[Data entries]

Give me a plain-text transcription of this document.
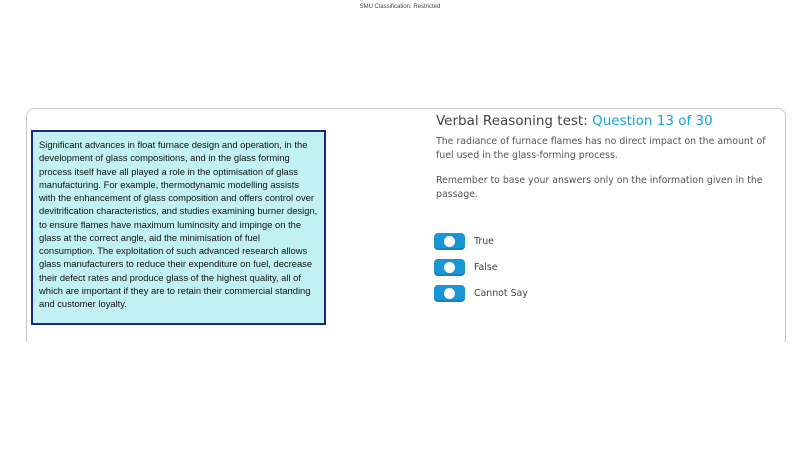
SMU Classification: Restricted
Significant advances in float furnace design and operation, in the development of glass compositions, and in the glass forming process itself have all played a role in the optimisation of glass manufacturing. For example, thermodynamic modelling assists with the enhancement of glass composition and offers control over devitrification characteristics, and studies examining burner design, to ensure flames have maximum luminosity and impinge on the glass at the correct angle, aid the minimisation of fuel consumption. The exploitation of such advanced research allows glass manufacturers to reduce their expenditure on fuel, decrease their defect rates and produce glass of the highest quality, all of which are important if they are to retain their commercial standing and customer loyalty.
Verbal Reasoning test: Question 13 of 30
The radiance of furnace flames has no direct impact on the amount of fuel used in the glass-forming process.
Remember to base your answers only on the information given in the passage.
True
False
Cannot Say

_Do this_. Repeat all of the entries word for word, but omit the pictures.

_Solution for this task_.
Give me a plain-text transcription of this document.
SMU Classification: Restricted
Significant advances in float furnace design and operation, in the development of glass compositions, and in the glass forming process itself have all played a role in the optimisation of glass manufacturing. For example, thermodynamic modelling assists with the enhancement of glass composition and offers control over devitrification characteristics, and studies examining burner design, to ensure flames have maximum luminosity and impinge on the glass at the correct angle, aid the minimisation of fuel consumption. The exploitation of such advanced research allows glass manufacturers to reduce their expenditure on fuel, decrease their defect rates and produce glass of the highest quality, all of which are important if they are to retain their commercial standing and customer loyalty.
Verbal Reasoning test: Question 13 of 30
The radiance of furnace flames has no direct impact on the amount of fuel used in the glass-forming process.
Remember to base your answers only on the information given in the passage.
True
False
Cannot Say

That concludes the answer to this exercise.